Where a line contains the word "pressure", copy that line in full.

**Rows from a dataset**
+===+

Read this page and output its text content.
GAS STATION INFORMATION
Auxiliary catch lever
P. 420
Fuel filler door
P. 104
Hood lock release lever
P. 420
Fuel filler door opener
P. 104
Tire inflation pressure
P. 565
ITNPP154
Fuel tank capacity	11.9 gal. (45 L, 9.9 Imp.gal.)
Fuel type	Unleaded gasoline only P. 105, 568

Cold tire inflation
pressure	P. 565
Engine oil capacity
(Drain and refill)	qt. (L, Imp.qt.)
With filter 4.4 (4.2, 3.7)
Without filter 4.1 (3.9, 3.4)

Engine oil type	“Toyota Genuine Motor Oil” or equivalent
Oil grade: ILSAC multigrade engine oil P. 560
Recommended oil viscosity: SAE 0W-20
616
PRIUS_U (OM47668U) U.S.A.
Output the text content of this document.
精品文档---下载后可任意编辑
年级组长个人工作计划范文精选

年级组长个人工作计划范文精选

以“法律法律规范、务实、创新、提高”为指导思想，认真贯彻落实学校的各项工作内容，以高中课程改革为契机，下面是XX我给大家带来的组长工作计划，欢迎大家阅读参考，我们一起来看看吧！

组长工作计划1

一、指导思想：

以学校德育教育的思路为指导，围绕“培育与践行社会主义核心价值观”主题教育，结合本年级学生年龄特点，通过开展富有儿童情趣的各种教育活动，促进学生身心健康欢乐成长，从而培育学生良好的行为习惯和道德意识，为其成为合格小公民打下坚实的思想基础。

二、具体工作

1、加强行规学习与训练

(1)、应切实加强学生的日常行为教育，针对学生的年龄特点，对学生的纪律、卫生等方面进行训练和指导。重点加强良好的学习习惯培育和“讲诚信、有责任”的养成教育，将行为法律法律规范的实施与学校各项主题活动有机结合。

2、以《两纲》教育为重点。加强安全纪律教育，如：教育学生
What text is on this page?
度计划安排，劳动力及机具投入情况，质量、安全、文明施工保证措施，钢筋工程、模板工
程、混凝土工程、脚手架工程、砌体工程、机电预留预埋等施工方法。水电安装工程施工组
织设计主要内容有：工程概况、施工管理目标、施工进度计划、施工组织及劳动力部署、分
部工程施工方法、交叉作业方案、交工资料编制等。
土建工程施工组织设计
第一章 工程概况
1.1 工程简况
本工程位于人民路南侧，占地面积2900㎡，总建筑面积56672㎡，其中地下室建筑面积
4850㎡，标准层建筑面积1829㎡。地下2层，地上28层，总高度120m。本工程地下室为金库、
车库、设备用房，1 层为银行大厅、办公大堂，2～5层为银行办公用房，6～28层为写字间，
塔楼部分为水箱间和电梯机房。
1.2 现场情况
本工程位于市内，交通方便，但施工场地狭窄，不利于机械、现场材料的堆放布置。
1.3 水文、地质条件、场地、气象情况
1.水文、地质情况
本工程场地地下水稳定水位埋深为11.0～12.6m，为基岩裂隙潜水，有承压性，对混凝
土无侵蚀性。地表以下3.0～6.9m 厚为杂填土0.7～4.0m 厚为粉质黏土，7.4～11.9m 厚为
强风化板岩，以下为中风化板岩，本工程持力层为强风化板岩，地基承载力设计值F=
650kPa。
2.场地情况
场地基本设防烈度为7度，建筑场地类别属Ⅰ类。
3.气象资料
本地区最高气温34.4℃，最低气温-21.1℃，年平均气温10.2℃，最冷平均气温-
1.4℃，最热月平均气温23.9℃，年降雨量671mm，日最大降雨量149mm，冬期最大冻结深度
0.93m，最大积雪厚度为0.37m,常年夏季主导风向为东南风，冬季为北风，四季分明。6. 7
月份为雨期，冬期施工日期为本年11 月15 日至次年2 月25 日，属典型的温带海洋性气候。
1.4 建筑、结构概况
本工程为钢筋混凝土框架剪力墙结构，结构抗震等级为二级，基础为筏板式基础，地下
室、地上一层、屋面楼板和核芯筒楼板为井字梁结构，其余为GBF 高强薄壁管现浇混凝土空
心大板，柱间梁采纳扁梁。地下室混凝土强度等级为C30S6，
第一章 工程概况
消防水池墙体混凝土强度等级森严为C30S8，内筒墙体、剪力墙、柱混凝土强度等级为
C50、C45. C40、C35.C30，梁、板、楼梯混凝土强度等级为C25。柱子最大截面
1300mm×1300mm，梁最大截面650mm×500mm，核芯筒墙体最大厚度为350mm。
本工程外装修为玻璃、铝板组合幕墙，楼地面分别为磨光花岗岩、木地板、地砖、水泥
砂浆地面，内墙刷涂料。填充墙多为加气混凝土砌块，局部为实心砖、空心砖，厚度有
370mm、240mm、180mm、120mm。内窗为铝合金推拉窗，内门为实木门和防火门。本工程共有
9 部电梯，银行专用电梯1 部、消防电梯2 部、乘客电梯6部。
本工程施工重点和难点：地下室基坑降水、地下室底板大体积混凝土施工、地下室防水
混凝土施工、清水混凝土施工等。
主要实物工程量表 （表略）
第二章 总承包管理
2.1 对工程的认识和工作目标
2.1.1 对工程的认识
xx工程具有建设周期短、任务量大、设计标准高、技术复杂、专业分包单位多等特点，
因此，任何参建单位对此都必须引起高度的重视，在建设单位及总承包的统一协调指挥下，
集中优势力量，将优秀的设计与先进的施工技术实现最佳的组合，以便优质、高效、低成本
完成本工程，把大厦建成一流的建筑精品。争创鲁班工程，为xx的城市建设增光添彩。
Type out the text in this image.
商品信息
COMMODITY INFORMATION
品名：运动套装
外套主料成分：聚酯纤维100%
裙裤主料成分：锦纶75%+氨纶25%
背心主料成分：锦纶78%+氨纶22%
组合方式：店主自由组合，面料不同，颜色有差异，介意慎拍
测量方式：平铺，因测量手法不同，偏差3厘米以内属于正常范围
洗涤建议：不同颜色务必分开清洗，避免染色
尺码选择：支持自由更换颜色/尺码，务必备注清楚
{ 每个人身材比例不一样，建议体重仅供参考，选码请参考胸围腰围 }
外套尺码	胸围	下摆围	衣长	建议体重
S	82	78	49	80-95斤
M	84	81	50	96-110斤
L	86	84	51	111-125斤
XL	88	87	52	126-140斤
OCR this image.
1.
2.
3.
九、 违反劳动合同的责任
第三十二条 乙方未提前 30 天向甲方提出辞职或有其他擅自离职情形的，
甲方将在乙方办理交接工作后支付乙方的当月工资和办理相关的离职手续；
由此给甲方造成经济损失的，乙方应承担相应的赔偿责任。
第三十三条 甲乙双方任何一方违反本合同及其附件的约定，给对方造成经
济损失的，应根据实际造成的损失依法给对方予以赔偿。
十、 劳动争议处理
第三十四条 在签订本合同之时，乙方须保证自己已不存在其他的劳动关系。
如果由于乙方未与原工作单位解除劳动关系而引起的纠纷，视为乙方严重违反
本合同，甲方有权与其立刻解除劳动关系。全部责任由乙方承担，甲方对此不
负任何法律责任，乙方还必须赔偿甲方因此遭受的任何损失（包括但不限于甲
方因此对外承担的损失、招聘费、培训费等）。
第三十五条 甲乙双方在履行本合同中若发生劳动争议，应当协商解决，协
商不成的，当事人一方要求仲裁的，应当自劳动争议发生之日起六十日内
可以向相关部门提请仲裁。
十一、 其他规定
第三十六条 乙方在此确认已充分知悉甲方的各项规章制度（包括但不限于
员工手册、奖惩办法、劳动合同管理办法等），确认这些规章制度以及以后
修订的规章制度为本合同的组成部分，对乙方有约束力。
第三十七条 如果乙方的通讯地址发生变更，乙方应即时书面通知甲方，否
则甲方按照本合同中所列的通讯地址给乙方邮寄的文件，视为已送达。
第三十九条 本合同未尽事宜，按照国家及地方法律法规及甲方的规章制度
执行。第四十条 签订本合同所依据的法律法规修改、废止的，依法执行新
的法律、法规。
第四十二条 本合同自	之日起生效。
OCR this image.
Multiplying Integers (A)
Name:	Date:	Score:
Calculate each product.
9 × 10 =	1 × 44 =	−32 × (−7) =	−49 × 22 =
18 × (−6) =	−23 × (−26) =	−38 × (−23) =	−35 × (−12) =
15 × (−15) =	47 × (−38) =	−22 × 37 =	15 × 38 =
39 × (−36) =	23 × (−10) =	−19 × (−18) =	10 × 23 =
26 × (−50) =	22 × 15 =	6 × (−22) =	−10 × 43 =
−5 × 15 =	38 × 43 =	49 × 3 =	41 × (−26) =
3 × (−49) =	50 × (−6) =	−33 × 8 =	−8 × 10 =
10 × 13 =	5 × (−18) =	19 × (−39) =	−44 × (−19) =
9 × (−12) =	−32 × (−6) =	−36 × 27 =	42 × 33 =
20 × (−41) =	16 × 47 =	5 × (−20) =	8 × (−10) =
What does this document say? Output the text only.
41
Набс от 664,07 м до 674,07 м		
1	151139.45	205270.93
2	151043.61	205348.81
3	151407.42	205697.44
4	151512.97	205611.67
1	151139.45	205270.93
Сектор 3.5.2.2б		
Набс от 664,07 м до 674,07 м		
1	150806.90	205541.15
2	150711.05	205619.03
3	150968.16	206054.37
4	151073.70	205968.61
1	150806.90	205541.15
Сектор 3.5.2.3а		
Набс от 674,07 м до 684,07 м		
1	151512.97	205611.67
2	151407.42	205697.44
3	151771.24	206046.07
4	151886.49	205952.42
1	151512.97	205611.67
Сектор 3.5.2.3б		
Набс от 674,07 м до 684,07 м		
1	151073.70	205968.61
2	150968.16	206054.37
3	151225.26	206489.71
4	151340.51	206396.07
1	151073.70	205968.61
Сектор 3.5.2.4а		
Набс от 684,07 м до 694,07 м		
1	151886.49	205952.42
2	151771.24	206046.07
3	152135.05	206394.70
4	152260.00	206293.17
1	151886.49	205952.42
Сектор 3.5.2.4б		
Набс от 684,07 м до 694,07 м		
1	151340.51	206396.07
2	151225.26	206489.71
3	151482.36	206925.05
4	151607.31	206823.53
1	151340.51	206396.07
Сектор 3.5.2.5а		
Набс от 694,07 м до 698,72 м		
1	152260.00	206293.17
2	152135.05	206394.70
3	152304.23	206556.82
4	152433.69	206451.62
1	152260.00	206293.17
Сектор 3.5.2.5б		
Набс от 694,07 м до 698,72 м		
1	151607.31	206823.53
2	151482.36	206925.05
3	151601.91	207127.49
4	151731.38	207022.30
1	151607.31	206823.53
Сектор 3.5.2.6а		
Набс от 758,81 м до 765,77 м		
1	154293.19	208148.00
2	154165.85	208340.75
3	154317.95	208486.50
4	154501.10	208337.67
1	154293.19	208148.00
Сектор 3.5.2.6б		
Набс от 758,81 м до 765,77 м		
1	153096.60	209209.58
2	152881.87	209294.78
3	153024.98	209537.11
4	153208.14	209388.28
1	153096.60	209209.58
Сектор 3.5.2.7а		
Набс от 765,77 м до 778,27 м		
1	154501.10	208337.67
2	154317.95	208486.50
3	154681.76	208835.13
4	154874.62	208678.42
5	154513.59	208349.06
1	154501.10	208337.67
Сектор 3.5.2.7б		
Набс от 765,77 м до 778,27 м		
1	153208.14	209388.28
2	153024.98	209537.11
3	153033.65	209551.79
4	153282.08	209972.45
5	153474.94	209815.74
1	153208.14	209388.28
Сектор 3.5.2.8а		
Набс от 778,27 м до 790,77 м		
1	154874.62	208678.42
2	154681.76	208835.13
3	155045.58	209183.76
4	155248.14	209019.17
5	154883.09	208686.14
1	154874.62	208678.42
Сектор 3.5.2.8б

+===+

**Answer to the problem**
Tire inflation pressure
pressure	P. 565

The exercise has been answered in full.